WRITTEN TASK: Extract all lines containing "text".

[Records from a data source]
·····

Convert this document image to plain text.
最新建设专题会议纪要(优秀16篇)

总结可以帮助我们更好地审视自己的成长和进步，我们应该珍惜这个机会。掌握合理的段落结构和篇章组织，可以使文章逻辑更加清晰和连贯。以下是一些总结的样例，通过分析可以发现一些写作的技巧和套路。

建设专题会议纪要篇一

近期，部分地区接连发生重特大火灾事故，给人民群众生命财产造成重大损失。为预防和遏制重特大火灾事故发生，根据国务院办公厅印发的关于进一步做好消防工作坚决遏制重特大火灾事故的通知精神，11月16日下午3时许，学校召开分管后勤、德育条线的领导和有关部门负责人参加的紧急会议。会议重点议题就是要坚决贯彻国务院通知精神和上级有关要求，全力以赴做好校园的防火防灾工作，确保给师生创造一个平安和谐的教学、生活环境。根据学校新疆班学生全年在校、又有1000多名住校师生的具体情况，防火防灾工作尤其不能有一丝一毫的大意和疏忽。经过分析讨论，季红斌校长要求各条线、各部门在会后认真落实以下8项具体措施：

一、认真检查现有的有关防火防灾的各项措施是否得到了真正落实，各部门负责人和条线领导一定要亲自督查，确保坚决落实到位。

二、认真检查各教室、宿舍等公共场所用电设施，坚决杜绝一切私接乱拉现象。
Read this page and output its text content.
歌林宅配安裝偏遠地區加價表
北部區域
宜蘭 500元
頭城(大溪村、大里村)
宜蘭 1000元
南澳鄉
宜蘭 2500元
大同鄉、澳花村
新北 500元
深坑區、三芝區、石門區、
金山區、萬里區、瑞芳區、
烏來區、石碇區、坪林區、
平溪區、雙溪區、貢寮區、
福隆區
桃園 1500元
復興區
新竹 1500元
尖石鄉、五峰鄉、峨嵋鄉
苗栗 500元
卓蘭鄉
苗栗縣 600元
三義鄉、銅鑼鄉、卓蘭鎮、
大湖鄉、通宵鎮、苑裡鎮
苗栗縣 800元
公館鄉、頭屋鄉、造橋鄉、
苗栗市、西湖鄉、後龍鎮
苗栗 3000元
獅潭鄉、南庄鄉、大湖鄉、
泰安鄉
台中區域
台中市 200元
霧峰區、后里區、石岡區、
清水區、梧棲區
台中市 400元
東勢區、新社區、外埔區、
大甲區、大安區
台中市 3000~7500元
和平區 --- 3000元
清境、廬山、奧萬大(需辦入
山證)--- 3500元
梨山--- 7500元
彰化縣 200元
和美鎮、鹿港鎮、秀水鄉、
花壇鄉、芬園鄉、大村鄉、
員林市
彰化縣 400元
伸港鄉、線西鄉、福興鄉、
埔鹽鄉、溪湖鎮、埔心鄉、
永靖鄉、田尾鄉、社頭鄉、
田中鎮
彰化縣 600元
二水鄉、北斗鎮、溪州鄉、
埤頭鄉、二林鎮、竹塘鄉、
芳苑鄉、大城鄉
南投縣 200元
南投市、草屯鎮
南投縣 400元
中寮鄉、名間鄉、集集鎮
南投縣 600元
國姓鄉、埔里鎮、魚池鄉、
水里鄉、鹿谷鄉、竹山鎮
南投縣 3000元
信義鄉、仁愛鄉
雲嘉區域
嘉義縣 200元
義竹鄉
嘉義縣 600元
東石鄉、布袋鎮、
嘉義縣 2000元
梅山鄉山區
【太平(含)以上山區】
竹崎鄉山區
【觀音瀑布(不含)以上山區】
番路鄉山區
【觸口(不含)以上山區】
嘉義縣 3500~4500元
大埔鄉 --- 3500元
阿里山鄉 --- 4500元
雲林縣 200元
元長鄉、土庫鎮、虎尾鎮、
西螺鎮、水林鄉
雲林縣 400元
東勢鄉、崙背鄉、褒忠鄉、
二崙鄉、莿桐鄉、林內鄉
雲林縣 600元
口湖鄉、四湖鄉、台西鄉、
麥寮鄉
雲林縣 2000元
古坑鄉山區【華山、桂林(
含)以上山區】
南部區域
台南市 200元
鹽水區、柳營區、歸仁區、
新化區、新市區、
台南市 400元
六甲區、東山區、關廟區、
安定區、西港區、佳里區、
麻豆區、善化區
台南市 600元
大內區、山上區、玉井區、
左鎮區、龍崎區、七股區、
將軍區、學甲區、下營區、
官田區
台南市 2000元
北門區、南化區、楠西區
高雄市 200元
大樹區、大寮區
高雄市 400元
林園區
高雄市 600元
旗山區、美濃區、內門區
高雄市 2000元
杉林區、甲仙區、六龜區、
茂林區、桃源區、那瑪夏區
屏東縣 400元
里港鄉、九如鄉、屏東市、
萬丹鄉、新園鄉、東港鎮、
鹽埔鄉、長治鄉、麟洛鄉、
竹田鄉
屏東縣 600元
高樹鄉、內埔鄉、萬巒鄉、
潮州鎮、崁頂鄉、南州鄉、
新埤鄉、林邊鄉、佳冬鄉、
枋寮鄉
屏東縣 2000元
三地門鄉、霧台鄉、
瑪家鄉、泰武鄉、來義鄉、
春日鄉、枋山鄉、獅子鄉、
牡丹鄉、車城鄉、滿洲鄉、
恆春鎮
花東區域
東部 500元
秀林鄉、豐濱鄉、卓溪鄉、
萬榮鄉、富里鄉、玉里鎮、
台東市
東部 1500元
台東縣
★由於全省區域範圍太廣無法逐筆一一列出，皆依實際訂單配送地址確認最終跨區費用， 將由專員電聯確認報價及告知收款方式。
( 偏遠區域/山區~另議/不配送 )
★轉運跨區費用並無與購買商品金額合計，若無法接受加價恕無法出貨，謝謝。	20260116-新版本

·····

FULL RESPONSE:
Convert this document image to plain text.
Read this page and output its text content.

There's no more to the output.